Problem 1: Copy the rows of Block 1 from the line with "level-label-box <box>1521 391 1573 407</box>" to the line with "candle-body <box>217 420 224 450</box>", keeping each line unchanged.

Article:
■ ■ ■ ■
A second "navigation centre" announced for Nanaimo in planning stage.
HomelessMemo
The B.C. government promised in August 2020 that a 60-bed “navigation centre” for homeless people in Vancouver would open in the spring of 2021. The facility is still in the planning stage.

A 60-bed “navigation centre” for homeless people promised by the B.C. government in 2020 for Vancouver is still not open and there is no indication whether it will be activated before the end of the year.

The centre, which was supposed to be the first of its kind in Canada, was supposed to be operating by spring 2021, according to an announcement made Aug. 5, 2020 by then-minister responsible for housing, Selina Robinson.

BC Housing said this week in an email that it has identified a location for the centre.

“We will announce the location and further details, including the expected completion date, non-profit operator and project funding, when plans are finalized,” a representative from BC Housing said in the email.
■ ■ ■ ■
Problem 2: In the article on the Vancouver navigation centre, rewrite the passage from "HomelessMemo" to "of the year.", replacing "homeless people" with "unhoused people".
■ ■ ■ ■
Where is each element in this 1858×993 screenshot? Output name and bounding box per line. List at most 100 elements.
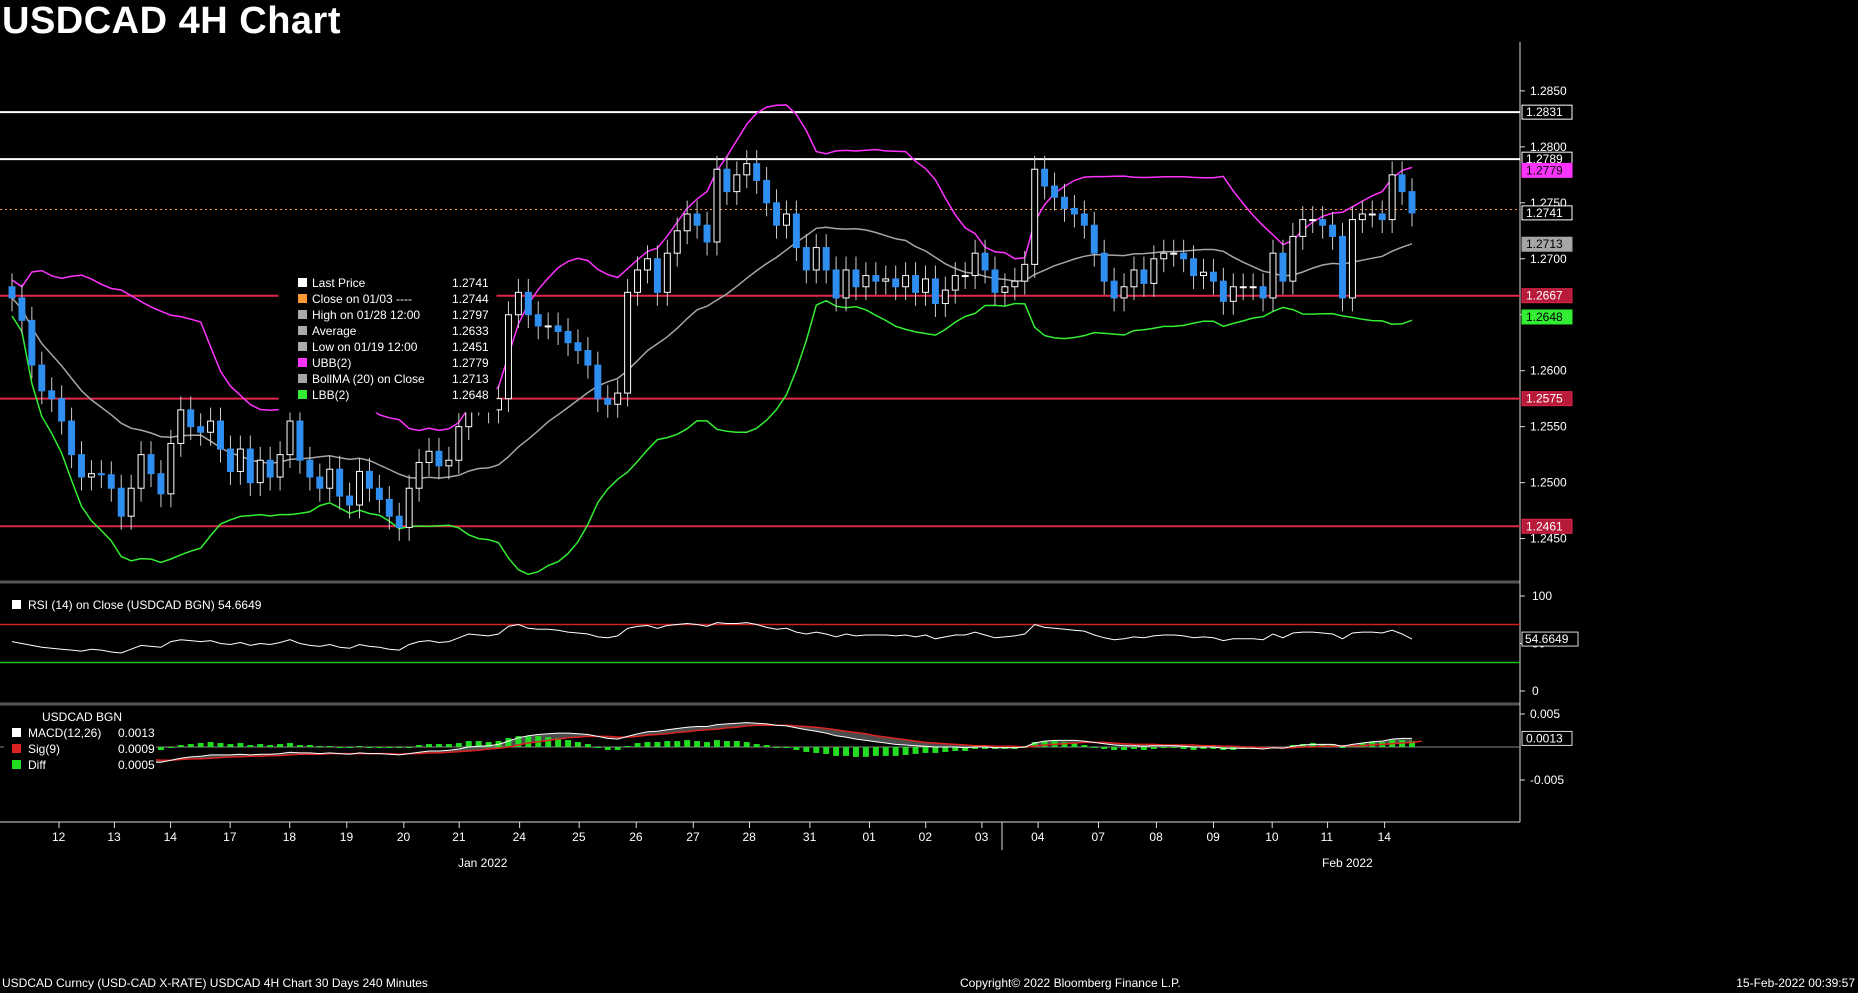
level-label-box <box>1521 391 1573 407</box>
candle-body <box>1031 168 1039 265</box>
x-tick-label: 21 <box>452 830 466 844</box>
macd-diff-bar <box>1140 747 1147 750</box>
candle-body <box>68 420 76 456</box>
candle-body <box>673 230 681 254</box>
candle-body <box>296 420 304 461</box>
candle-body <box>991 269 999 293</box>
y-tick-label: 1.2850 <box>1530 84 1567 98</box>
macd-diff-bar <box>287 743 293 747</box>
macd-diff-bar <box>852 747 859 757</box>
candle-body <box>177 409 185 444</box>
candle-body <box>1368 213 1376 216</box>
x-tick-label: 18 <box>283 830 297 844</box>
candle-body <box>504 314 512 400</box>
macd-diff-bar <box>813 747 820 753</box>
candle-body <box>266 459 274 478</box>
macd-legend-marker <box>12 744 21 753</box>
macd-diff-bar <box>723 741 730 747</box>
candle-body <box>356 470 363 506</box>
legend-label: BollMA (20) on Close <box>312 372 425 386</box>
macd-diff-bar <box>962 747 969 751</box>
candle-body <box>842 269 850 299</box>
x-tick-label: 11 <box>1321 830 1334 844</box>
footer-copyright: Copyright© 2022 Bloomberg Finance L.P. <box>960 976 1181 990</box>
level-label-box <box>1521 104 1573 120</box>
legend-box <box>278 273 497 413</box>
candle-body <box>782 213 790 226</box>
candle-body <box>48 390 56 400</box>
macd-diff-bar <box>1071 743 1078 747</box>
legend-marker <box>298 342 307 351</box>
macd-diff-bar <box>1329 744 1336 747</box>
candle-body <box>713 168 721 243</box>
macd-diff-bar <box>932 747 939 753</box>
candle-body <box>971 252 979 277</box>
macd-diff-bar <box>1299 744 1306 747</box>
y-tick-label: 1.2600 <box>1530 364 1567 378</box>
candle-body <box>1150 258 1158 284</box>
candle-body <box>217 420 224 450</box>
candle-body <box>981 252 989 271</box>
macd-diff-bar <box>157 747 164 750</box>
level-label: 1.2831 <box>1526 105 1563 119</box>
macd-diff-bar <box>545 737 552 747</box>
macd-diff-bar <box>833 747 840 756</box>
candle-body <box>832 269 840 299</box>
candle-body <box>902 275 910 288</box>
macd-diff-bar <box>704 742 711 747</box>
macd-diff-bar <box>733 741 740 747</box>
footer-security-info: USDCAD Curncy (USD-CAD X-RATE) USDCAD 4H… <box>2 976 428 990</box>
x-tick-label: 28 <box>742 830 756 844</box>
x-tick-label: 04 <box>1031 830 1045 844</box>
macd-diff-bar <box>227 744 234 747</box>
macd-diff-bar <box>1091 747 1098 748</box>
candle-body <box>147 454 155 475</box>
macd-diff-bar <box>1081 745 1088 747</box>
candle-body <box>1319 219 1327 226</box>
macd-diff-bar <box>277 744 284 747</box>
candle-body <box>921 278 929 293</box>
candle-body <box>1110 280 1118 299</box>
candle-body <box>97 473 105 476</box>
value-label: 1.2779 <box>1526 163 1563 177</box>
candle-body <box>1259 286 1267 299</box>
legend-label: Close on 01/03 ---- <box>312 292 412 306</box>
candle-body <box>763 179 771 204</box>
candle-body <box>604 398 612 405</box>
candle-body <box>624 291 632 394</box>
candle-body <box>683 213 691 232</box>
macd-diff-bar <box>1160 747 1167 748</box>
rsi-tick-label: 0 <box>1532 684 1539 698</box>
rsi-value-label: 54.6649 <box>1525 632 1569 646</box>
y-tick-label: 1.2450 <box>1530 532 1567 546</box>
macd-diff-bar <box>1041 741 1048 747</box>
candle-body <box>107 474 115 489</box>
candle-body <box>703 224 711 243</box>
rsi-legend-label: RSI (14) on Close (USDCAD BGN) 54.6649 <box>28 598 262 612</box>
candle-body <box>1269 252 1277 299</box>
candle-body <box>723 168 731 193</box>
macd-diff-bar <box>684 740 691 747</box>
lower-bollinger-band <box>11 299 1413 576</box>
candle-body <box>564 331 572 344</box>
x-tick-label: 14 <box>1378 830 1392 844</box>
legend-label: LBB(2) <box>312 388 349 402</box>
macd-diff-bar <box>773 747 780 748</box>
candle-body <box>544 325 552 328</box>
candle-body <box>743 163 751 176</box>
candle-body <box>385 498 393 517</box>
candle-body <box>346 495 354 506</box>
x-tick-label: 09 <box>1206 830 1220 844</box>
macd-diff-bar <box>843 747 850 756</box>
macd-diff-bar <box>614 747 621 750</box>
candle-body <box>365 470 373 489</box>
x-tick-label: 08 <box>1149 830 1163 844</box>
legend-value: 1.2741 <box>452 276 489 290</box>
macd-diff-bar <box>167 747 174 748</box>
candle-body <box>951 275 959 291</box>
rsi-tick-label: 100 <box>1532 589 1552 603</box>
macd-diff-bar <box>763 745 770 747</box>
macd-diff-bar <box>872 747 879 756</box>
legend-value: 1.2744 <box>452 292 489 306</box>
■ ■ ■ ■
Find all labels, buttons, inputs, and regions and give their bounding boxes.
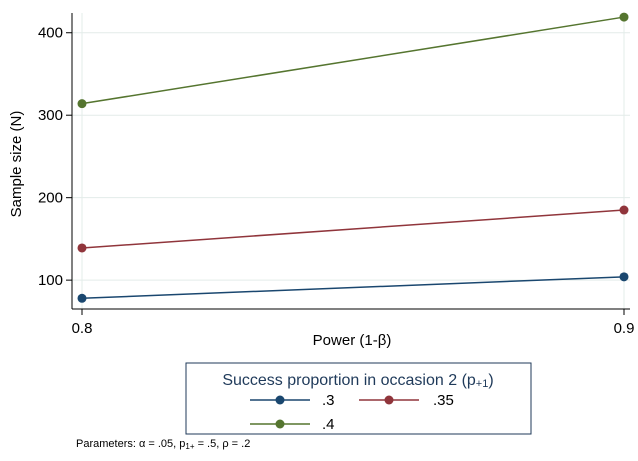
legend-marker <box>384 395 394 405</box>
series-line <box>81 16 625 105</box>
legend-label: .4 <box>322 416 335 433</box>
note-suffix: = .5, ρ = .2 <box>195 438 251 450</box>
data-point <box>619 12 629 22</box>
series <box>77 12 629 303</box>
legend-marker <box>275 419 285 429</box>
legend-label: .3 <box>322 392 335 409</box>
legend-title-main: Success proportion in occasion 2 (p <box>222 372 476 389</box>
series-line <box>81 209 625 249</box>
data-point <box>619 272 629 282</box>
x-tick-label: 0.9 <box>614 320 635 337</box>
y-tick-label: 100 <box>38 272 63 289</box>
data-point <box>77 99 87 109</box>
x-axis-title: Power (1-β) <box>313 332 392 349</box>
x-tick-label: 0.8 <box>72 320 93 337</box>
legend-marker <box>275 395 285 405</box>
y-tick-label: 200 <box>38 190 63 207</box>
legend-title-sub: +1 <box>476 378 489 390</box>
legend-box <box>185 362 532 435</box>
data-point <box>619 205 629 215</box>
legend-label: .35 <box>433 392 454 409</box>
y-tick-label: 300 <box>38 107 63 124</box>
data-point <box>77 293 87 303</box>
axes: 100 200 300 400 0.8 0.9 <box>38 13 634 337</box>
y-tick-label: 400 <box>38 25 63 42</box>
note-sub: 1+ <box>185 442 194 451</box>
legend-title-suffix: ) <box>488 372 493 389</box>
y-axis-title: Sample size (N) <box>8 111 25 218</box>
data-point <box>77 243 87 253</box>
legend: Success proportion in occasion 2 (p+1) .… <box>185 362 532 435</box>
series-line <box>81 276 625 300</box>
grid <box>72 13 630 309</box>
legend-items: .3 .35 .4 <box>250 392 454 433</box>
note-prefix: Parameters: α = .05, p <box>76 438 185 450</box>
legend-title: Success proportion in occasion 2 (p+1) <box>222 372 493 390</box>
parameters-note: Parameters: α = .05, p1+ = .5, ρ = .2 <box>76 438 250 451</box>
■ ■ ■ ■
Complete response 1:
level-label-box <box>1521 391 1573 407</box>
candle-body <box>1031 168 1039 265</box>
x-tick-label: 21 <box>452 830 466 844</box>
macd-diff-bar <box>1140 747 1147 750</box>
candle-body <box>68 420 76 456</box>
candle-body <box>673 230 681 254</box>
candle-body <box>296 420 304 461</box>
candle-body <box>991 269 999 293</box>
y-tick-label: 1.2850 <box>1530 84 1567 98</box>
macd-diff-bar <box>287 743 293 747</box>
macd-diff-bar <box>852 747 859 757</box>
candle-body <box>177 409 185 444</box>
candle-body <box>1368 213 1376 216</box>
x-tick-label: 18 <box>283 830 297 844</box>
candle-body <box>504 314 512 400</box>
macd-diff-bar <box>813 747 820 753</box>
candle-body <box>266 459 274 478</box>
macd-legend-marker <box>12 744 21 753</box>
macd-diff-bar <box>723 741 730 747</box>
candle-body <box>356 470 363 506</box>
legend-label: BollMA (20) on Close <box>312 372 425 386</box>
macd-diff-bar <box>962 747 969 751</box>
candle-body <box>842 269 850 299</box>
x-tick-label: 11 <box>1321 830 1334 844</box>
footer-copyright: Copyright© 2022 Bloomberg Finance L.P. <box>960 976 1181 990</box>
level-label-box <box>1521 104 1573 120</box>
legend-box <box>278 273 497 413</box>
candle-body <box>782 213 790 226</box>
candle-body <box>48 390 56 400</box>
macd-diff-bar <box>1071 743 1078 747</box>
legend-marker <box>298 342 307 351</box>
macd-diff-bar <box>1329 744 1336 747</box>
candle-body <box>713 168 721 243</box>
macd-diff-bar <box>932 747 939 753</box>
candle-body <box>971 252 979 277</box>
macd-diff-bar <box>1299 744 1306 747</box>
y-tick-label: 1.2600 <box>1530 364 1567 378</box>
candle-body <box>1150 258 1158 284</box>
candle-body <box>217 420 224 450</box>

Complete response 2:
HomelessMemo
The B.C. government promised in August 2020 that a 60-bed “navigation centre” for unhoused people in Vancouver would open in the spring of 2021. The facility is still in the planning stage.

A 60-bed “navigation centre” for unhoused people promised by the B.C. government in 2020 for Vancouver is still not open and there is no indication whether it will be activated before the end of the year.